#### What this exercise asks
A. Retype the patient safety talk from "And, less than" to "see that progress.".
B. List every figure written in digits in the patient safety talk, counting each distinct figure once, in order of first appearance.
C. Please continue the patient safety talk after its last sentence.

#### Document passage
════════

It’s not going to happen. And so a few years ago, we were really fortunate that we started to learn a little bit more outside of the healthcare industry from the safety space in many other industries, areas like oil and gas, aviation, lots of different industries, where we started to appreciate that we really could lean into learning differently from the people who do the work, thinking differently about safety where it’s really, we’ve got to learn about successes and the positive adaptations that folks are making to be able to intervene early to keep kids safe rather than just learn when we don’t keep them safe. And so we applied, we said, “You know what? We’re going to try something out.” And we invited network hospitals if they wanted to join in this effort to try out a new proactive safety tool to our network called Proactive Safety Huddles.

(20:00):

We decided that we were going to focus on NICU patients, our sort of highest-risk population, and we were going to apply these Proactive Safety Huddles to those highest-risk NICU patients, of which I just want to make a note that Black and African American patients also were experiencing unplanned extubations at a disproportionately higher rate. And so this also became a targeted area to focus our Proactive Safety Huddles. And in less than a year, the group of 70 hospitals that volunteered, raised their hands, said, “Hey, we want to be a part of trying something new.”

(20:43):

And, less than a year, that group achieved a statistically significant 20% reduction in unplanned extubations in this extremely high-risk population. So super exciting to see how we’re going from the strong foundations of standardization around best practice bundles and not stopping there, not resting. We still have a lot of work to do. There’s still a lot of kids that are being harmed by these events. And this was a really great sort of case example, proof of concept that you know what? We can apply some new strategies and tools to learn differently to drive improvement. And I will say, not only did we see that 20% reduction, but we also are seeing a narrowing of the disparity that existed. So super exciting to see that progress.

════════

#### Given entries
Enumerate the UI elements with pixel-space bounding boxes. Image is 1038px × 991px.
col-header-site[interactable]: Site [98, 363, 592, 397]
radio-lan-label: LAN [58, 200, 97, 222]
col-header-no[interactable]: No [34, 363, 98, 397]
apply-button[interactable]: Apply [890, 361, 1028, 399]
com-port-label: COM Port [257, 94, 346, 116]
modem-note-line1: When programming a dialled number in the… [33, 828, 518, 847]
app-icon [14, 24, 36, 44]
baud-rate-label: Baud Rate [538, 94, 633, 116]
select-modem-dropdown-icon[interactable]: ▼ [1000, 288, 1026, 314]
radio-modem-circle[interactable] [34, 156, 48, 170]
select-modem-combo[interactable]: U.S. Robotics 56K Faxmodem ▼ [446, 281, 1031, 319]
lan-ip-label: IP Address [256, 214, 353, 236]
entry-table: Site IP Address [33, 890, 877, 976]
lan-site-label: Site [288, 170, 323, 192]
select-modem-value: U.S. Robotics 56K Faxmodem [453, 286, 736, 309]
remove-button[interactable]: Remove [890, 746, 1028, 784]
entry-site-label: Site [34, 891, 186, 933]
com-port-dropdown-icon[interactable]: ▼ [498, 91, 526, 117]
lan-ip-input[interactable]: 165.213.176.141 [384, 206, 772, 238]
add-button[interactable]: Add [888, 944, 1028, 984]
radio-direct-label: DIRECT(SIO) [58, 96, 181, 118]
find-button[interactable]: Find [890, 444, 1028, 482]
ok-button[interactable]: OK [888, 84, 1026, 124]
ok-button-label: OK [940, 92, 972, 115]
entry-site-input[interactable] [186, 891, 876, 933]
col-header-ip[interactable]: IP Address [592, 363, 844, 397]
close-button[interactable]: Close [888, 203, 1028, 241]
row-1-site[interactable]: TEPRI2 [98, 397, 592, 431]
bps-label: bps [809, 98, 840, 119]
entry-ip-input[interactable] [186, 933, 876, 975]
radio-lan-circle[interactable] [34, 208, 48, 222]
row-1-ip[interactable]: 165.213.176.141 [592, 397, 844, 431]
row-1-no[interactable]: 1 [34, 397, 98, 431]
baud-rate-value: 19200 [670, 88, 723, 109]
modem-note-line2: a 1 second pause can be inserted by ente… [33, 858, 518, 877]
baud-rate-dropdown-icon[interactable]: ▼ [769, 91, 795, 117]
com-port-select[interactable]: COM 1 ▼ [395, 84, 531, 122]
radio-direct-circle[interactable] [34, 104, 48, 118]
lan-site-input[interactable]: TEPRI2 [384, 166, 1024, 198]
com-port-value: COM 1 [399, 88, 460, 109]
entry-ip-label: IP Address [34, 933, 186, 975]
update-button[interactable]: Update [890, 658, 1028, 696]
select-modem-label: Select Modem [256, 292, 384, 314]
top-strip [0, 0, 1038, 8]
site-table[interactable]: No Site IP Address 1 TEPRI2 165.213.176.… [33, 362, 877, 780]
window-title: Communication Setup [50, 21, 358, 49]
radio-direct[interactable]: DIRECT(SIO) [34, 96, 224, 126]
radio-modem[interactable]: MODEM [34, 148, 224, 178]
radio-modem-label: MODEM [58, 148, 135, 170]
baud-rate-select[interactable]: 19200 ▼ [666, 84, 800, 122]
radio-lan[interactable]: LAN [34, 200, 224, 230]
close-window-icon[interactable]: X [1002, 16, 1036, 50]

════════

#### Answers to the problems
A.
And, less than a year, that group achieved a statistically significant 20% reduction in unplanned extubations in this extremely high-risk population. So super exciting to see how we’re going from the strong foundations of standardization around best practice bundles and not stopping there, not resting. We still have a lot of work to do. There’s still a lot of kids that are being harmed by these events. And this was a really great sort of case example, proof of concept that you know what? We can apply some new strategies and tools to learn differently to drive improvement. And I will say, not only did we see that 20% reduction, but we also are seeing a narrowing of the disparity that existed. So super exciting to see that progress.

B.
- 20:00
- 70
- 20:43
- 20%

C.
Carol Vassar, podcast host/co-producer (21:25):

It is so wonderful that the bottom line of helping to make sure that children are extubated or not extubated properly is being raised in terms of safety levels. This is just amazing stuff. And I’m wondering what you’re focusing on right now in terms of quality and safety; you’re all leaders in this area. As you said, Lara, there is still work to be done. What else right now are you each working on to improve the complex, dynamic, and deeply human systems that our children are going to be part of? Dr. Godambe, I’m going to go to you first.

Sandip Godambe, MD, Rady Children’s Health (22:12):

I’m chuckling mainly because a lot of the things we’ve said, but so I’ll reiterate some, but they are important and a lot of it we can attribute to our collaborations. But we are focusing on, say, our frontline, how work is really done at the frontline, understanding through observations and learning from, I call, local experts and engaging them. For instance, recently we’ve learned a lot about our basic system peddling and rounding in the morning has some opportunities for improvement. But it’s interesting as a trainee, as an attending physician, I’ve always taken it for granted. That’s just the way we’ve always done things. And so we continue, and now we’re asking the question differently because our families want to be there. Sometimes our nurses are not present during rounding because they’re overwhelmed or overtasked. Similarly, I think Lara and Jared have both talked about our shift from reactive to proactive safety and using that language. So people, to me as a frontline provider, sometimes it means my system cares.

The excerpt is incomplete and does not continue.